* **WHAT NEEDS TO BE DONE**: Set the listing down again exactly, please, apart from its pictures.
>>>>>
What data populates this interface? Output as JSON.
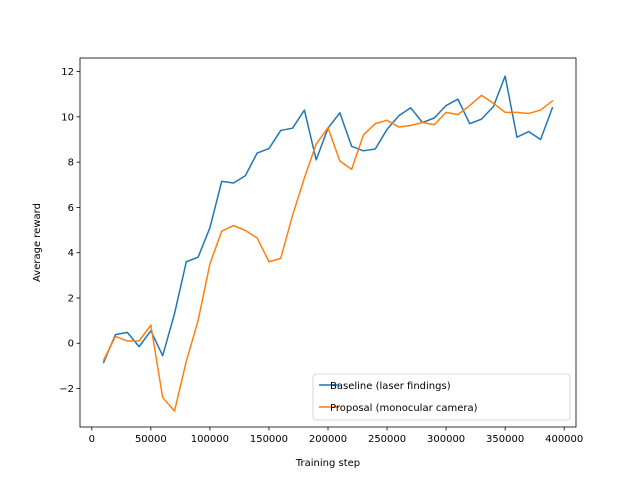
{
  "chart_data": {
    "type": "line",
    "title": "",
    "xlabel": "Training step",
    "ylabel": "Average reward",
    "xlim": [
      -10000,
      410000
    ],
    "ylim": [
      -3.7,
      12.6
    ],
    "xticks": [
      0,
      50000,
      100000,
      150000,
      200000,
      250000,
      300000,
      350000,
      400000
    ],
    "yticks": [
      -2,
      0,
      2,
      4,
      6,
      8,
      10,
      12
    ],
    "grid": false,
    "legend_position": "lower-right",
    "x": [
      10000,
      20000,
      30000,
      40000,
      50000,
      60000,
      70000,
      80000,
      90000,
      100000,
      110000,
      120000,
      130000,
      140000,
      150000,
      160000,
      170000,
      180000,
      190000,
      200000,
      210000,
      220000,
      230000,
      240000,
      250000,
      260000,
      270000,
      280000,
      290000,
      300000,
      310000,
      320000,
      330000,
      340000,
      350000,
      360000,
      370000,
      380000,
      390000
    ],
    "series": [
      {
        "name": "Baseline (laser findings)",
        "color": "#1f77b4",
        "values": [
          -0.85,
          0.38,
          0.48,
          -0.15,
          0.55,
          -0.55,
          1.3,
          3.6,
          3.8,
          5.1,
          7.15,
          7.08,
          7.4,
          8.4,
          8.6,
          9.4,
          9.5,
          10.3,
          8.1,
          9.5,
          10.18,
          8.7,
          8.5,
          8.58,
          9.45,
          10.05,
          10.4,
          9.75,
          9.95,
          10.5,
          10.78,
          9.7,
          9.9,
          10.45,
          11.8,
          9.1,
          9.35,
          9.0,
          10.4
        ]
      },
      {
        "name": "Proposal (monocular camera)",
        "color": "#ff7f0e",
        "values": [
          -0.75,
          0.3,
          0.1,
          0.1,
          0.8,
          -2.4,
          -3.0,
          -0.8,
          1.0,
          3.5,
          4.95,
          5.2,
          4.98,
          4.65,
          3.6,
          3.75,
          5.65,
          7.3,
          8.8,
          9.52,
          8.05,
          7.68,
          9.2,
          9.7,
          9.85,
          9.55,
          9.62,
          9.75,
          9.65,
          10.2,
          10.1,
          10.5,
          10.95,
          10.6,
          10.2,
          10.2,
          10.15,
          10.3,
          10.7
        ]
      }
    ]
  }
}
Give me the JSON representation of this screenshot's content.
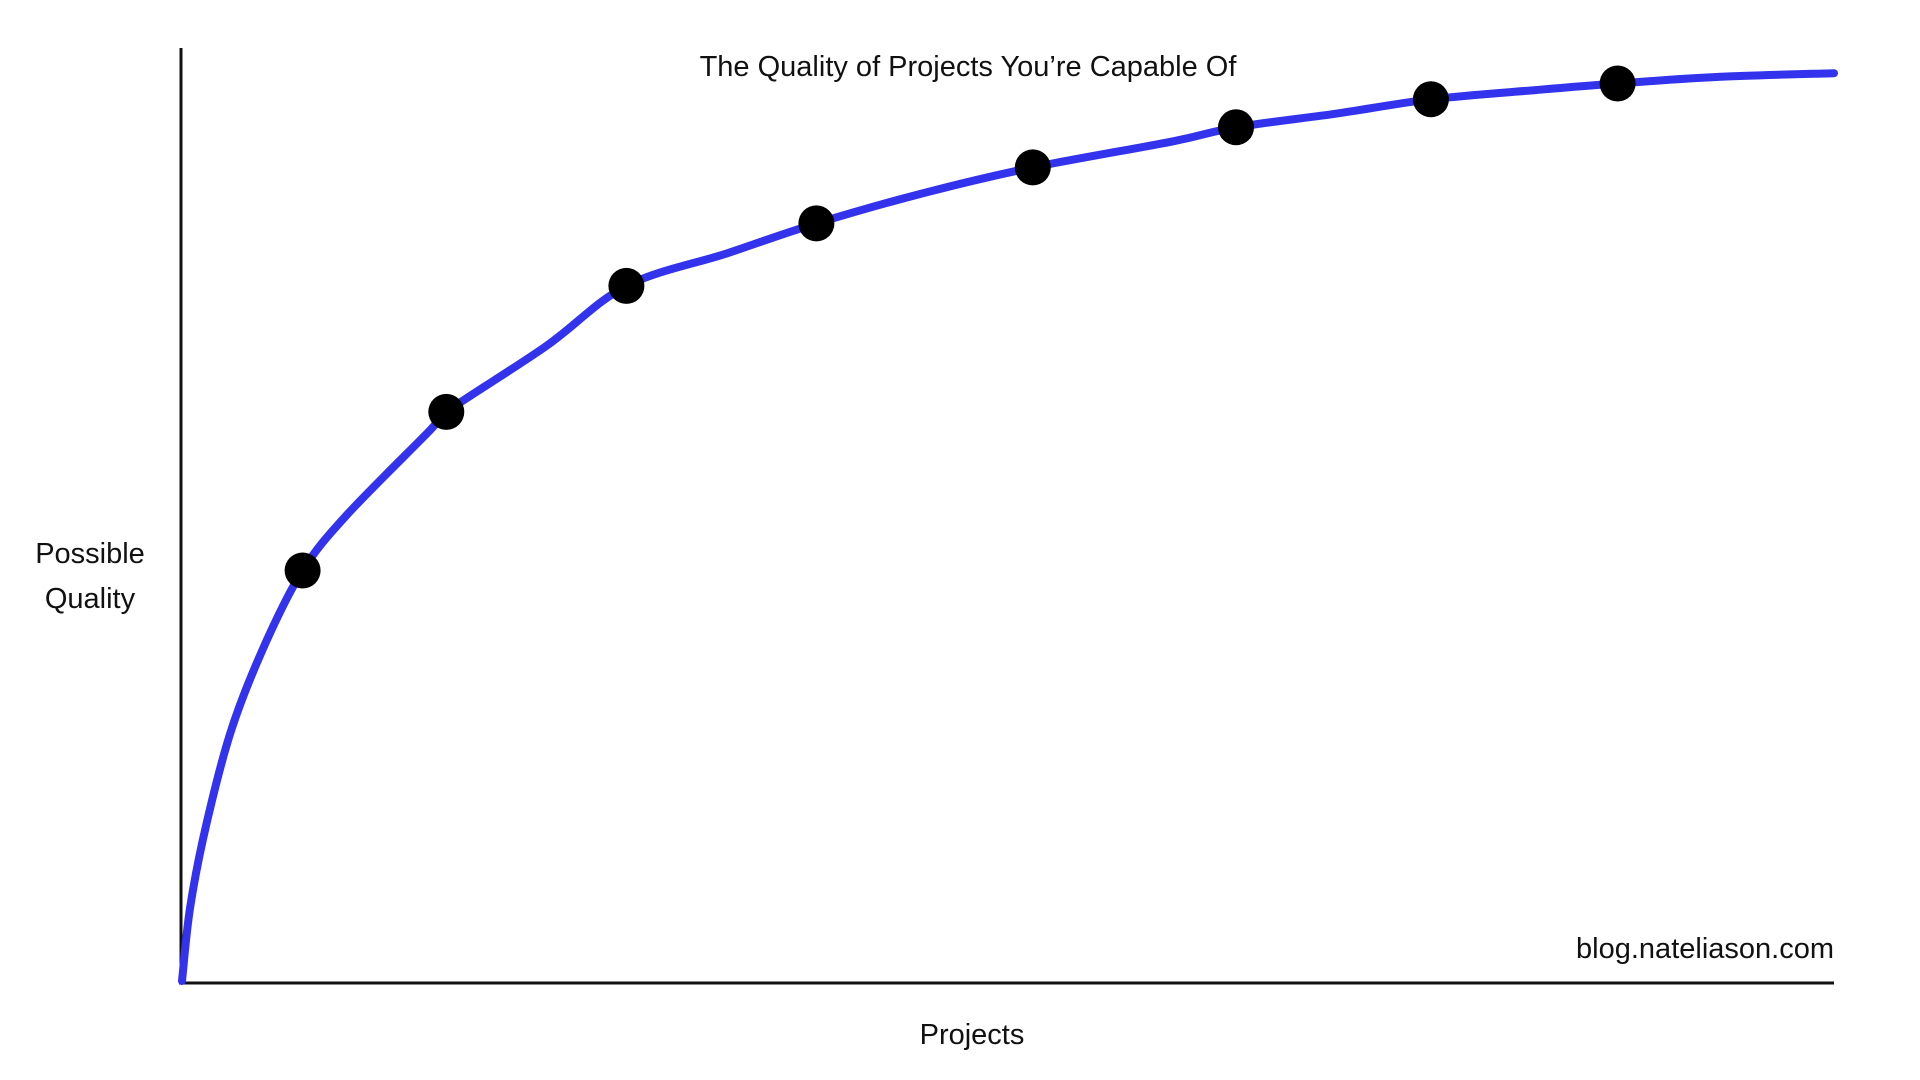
{
  "chart_data": {
    "type": "line",
    "title": "The Quality of Projects You’re Capable Of",
    "xlabel": "Projects",
    "ylabel": [
      "Possible",
      "Quality"
    ],
    "credit": "blog.nateliason.com",
    "grid": false,
    "x_ticks": false,
    "y_ticks": false,
    "xlim": [
      0,
      10
    ],
    "ylim": [
      0,
      1.0
    ],
    "series": [
      {
        "style": "curve",
        "color": "#3333ee",
        "points": [
          {
            "x": 0.0,
            "y": 0.0
          },
          {
            "x": 0.05,
            "y": 0.08
          },
          {
            "x": 0.15,
            "y": 0.17
          },
          {
            "x": 0.3,
            "y": 0.27
          },
          {
            "x": 0.5,
            "y": 0.36
          },
          {
            "x": 0.73,
            "y": 0.44
          },
          {
            "x": 1.0,
            "y": 0.5
          },
          {
            "x": 1.5,
            "y": 0.59
          },
          {
            "x": 1.6,
            "y": 0.61
          },
          {
            "x": 2.2,
            "y": 0.68
          },
          {
            "x": 2.69,
            "y": 0.745
          },
          {
            "x": 3.3,
            "y": 0.78
          },
          {
            "x": 3.84,
            "y": 0.812
          },
          {
            "x": 4.5,
            "y": 0.845
          },
          {
            "x": 5.15,
            "y": 0.872
          },
          {
            "x": 6.0,
            "y": 0.9
          },
          {
            "x": 6.38,
            "y": 0.915
          },
          {
            "x": 7.0,
            "y": 0.93
          },
          {
            "x": 7.56,
            "y": 0.945
          },
          {
            "x": 8.2,
            "y": 0.955
          },
          {
            "x": 8.69,
            "y": 0.962
          },
          {
            "x": 9.3,
            "y": 0.969
          },
          {
            "x": 10.0,
            "y": 0.973
          }
        ]
      },
      {
        "style": "markers",
        "color": "#000000",
        "points": [
          {
            "x": 0.73,
            "y": 0.44
          },
          {
            "x": 1.6,
            "y": 0.61
          },
          {
            "x": 2.69,
            "y": 0.745
          },
          {
            "x": 3.84,
            "y": 0.812
          },
          {
            "x": 5.15,
            "y": 0.872
          },
          {
            "x": 6.38,
            "y": 0.915
          },
          {
            "x": 7.56,
            "y": 0.945
          },
          {
            "x": 8.69,
            "y": 0.962
          }
        ]
      }
    ]
  }
}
<<<<<
* **OUTPUT OF THE TASK**:
What data populates this interface? Output as JSON.
{
  "chart_data": {
    "type": "line",
    "title": "",
    "xlabel": "Training step",
    "ylabel": "Average reward",
    "xlim": [
      -10000,
      410000
    ],
    "ylim": [
      -3.7,
      12.6
    ],
    "xticks": [
      0,
      50000,
      100000,
      150000,
      200000,
      250000,
      300000,
      350000,
      400000
    ],
    "yticks": [
      -2,
      0,
      2,
      4,
      6,
      8,
      10,
      12
    ],
    "grid": false,
    "legend_position": "lower-right",
    "x": [
      10000,
      20000,
      30000,
      40000,
      50000,
      60000,
      70000,
      80000,
      90000,
      100000,
      110000,
      120000,
      130000,
      140000,
      150000,
      160000,
      170000,
      180000,
      190000,
      200000,
      210000,
      220000,
      230000,
      240000,
      250000,
      260000,
      270000,
      280000,
      290000,
      300000,
      310000,
      320000,
      330000,
      340000,
      350000,
      360000,
      370000,
      380000,
      390000
    ],
    "series": [
      {
        "name": "Baseline (laser findings)",
        "color": "#1f77b4",
        "values": [
          -0.85,
          0.38,
          0.48,
          -0.15,
          0.55,
          -0.55,
          1.3,
          3.6,
          3.8,
          5.1,
          7.15,
          7.08,
          7.4,
          8.4,
          8.6,
          9.4,
          9.5,
          10.3,
          8.1,
          9.5,
          10.18,
          8.7,
          8.5,
          8.58,
          9.45,
          10.05,
          10.4,
          9.75,
          9.95,
          10.5,
          10.78,
          9.7,
          9.9,
          10.45,
          11.8,
          9.1,
          9.35,
          9.0,
          10.4
        ]
      },
      {
        "name": "Proposal (monocular camera)",
        "color": "#ff7f0e",
        "values": [
          -0.75,
          0.3,
          0.1,
          0.1,
          0.8,
          -2.4,
          -3.0,
          -0.8,
          1.0,
          3.5,
          4.95,
          5.2,
          4.98,
          4.65,
          3.6,
          3.75,
          5.65,
          7.3,
          8.8,
          9.52,
          8.05,
          7.68,
          9.2,
          9.7,
          9.85,
          9.55,
          9.62,
          9.75,
          9.65,
          10.2,
          10.1,
          10.5,
          10.95,
          10.6,
          10.2,
          10.2,
          10.15,
          10.3,
          10.7
        ]
      }
    ]
  }
}
Give me the JSON representation of this screenshot's content.
{
  "chart_data": {
    "type": "line",
    "title": "The Quality of Projects You’re Capable Of",
    "xlabel": "Projects",
    "ylabel": [
      "Possible",
      "Quality"
    ],
    "credit": "blog.nateliason.com",
    "grid": false,
    "x_ticks": false,
    "y_ticks": false,
    "xlim": [
      0,
      10
    ],
    "ylim": [
      0,
      1.0
    ],
    "series": [
      {
        "style": "curve",
        "color": "#3333ee",
        "points": [
          {
            "x": 0.0,
            "y": 0.0
          },
          {
            "x": 0.05,
            "y": 0.08
          },
          {
            "x": 0.15,
            "y": 0.17
          },
          {
            "x": 0.3,
            "y": 0.27
          },
          {
            "x": 0.5,
            "y": 0.36
          },
          {
            "x": 0.73,
            "y": 0.44
          },
          {
            "x": 1.0,
            "y": 0.5
          },
          {
            "x": 1.5,
            "y": 0.59
          },
          {
            "x": 1.6,
            "y": 0.61
          },
          {
            "x": 2.2,
            "y": 0.68
          },
          {
            "x": 2.69,
            "y": 0.745
          },
          {
            "x": 3.3,
            "y": 0.78
          },
          {
            "x": 3.84,
            "y": 0.812
          },
          {
            "x": 4.5,
            "y": 0.845
          },
          {
            "x": 5.15,
            "y": 0.872
          },
          {
            "x": 6.0,
            "y": 0.9
          },
          {
            "x": 6.38,
            "y": 0.915
          },
          {
            "x": 7.0,
            "y": 0.93
          },
          {
            "x": 7.56,
            "y": 0.945
          },
          {
            "x": 8.2,
            "y": 0.955
          },
          {
            "x": 8.69,
            "y": 0.962
          },
          {
            "x": 9.3,
            "y": 0.969
          },
          {
            "x": 10.0,
            "y": 0.973
          }
        ]
      },
      {
        "style": "markers",
        "color": "#000000",
        "points": [
          {
            "x": 0.73,
            "y": 0.44
          },
          {
            "x": 1.6,
            "y": 0.61
          },
          {
            "x": 2.69,
            "y": 0.745
          },
          {
            "x": 3.84,
            "y": 0.812
          },
          {
            "x": 5.15,
            "y": 0.872
          },
          {
            "x": 6.38,
            "y": 0.915
          },
          {
            "x": 7.56,
            "y": 0.945
          },
          {
            "x": 8.69,
            "y": 0.962
          }
        ]
      }
    ]
  }
}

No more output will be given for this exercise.